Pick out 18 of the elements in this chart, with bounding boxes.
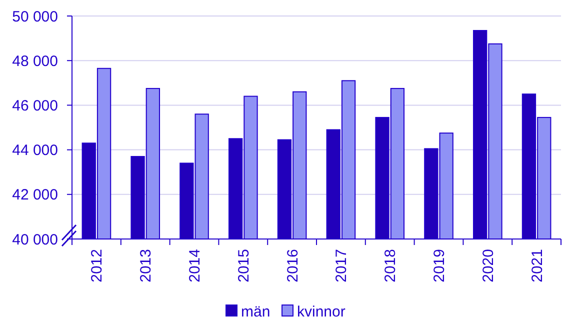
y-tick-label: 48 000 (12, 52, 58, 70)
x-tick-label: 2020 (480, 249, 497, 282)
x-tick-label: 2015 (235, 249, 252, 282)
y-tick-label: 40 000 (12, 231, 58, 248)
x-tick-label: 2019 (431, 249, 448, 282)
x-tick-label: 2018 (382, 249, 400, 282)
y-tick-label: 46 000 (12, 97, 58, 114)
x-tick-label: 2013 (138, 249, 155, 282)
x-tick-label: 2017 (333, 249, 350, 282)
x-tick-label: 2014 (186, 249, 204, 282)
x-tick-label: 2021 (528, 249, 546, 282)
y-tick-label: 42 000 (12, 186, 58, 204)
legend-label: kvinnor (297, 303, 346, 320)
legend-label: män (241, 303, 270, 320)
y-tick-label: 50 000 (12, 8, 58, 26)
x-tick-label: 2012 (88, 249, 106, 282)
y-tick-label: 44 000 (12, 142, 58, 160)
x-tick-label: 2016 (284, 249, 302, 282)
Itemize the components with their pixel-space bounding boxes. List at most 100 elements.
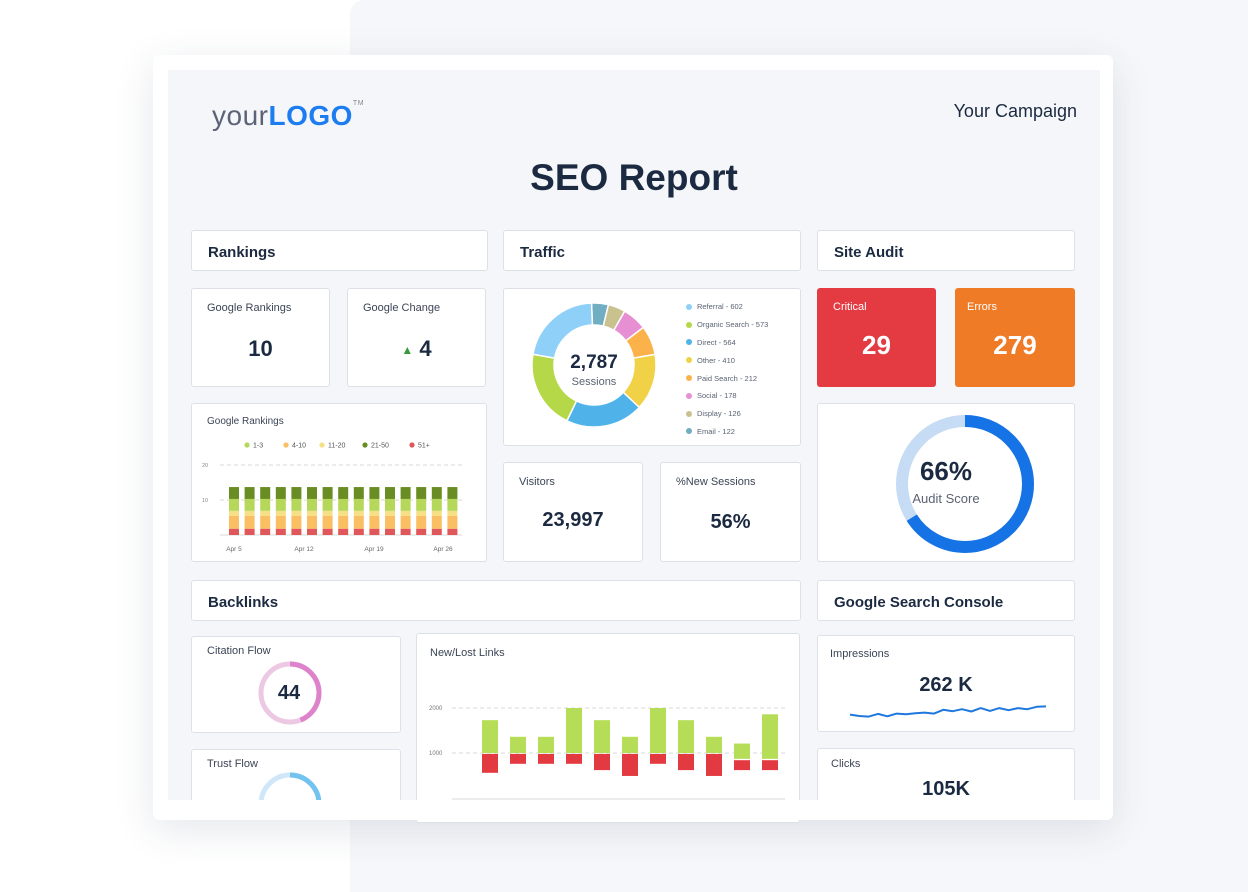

* * *

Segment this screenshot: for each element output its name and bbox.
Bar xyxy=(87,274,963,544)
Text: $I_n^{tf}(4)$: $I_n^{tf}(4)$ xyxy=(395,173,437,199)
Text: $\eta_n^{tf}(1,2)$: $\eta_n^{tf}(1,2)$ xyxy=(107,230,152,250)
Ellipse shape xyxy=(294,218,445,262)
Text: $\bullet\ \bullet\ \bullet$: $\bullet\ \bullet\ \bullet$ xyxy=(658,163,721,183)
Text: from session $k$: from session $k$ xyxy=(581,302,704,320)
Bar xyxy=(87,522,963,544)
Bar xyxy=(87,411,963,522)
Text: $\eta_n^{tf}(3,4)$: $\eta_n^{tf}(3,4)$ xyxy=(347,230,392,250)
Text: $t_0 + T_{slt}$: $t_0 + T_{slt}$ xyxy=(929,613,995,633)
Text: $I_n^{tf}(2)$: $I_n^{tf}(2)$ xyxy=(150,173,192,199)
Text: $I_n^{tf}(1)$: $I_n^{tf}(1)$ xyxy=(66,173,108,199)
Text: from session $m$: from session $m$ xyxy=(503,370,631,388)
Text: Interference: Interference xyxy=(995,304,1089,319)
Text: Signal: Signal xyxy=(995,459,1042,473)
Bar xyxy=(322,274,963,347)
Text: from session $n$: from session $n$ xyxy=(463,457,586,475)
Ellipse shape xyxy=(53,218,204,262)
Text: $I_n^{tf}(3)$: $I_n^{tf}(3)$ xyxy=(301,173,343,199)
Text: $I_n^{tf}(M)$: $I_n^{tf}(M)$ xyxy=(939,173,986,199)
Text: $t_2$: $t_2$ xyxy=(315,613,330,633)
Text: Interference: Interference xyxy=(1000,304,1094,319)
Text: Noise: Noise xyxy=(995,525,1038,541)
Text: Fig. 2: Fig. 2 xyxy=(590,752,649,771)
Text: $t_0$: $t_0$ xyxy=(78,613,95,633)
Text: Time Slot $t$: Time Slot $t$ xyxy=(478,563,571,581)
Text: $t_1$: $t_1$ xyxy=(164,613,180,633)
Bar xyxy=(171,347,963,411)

• **PROBLEM STATEMENT**
Change "chart" to "graph" in everything from the line containing "Pick out 18" down to the line containing "Itemize the components", and give those lines back otherwise unchanged, leaving out the pictures.

• **SOLUTION TO THE EXERCISE**
Pick out 18 of the elements in this graph, with bounding boxes.
y-tick-label: 48 000 (12, 52, 58, 70)
x-tick-label: 2020 (480, 249, 497, 282)
x-tick-label: 2015 (235, 249, 252, 282)
y-tick-label: 40 000 (12, 231, 58, 248)
x-tick-label: 2019 (431, 249, 448, 282)
x-tick-label: 2018 (382, 249, 400, 282)
y-tick-label: 46 000 (12, 97, 58, 114)
x-tick-label: 2013 (138, 249, 155, 282)
x-tick-label: 2017 (333, 249, 350, 282)
x-tick-label: 2014 (186, 249, 204, 282)
x-tick-label: 2021 (528, 249, 546, 282)
y-tick-label: 42 000 (12, 186, 58, 204)
legend-label: kvinnor (297, 303, 346, 320)
legend-label: män (241, 303, 270, 320)
y-tick-label: 50 000 (12, 8, 58, 26)
x-tick-label: 2012 (88, 249, 106, 282)
y-tick-label: 44 000 (12, 142, 58, 160)
x-tick-label: 2016 (284, 249, 302, 282)
Itemize the components with their pixel-space bounding boxes. List at most 100 elements.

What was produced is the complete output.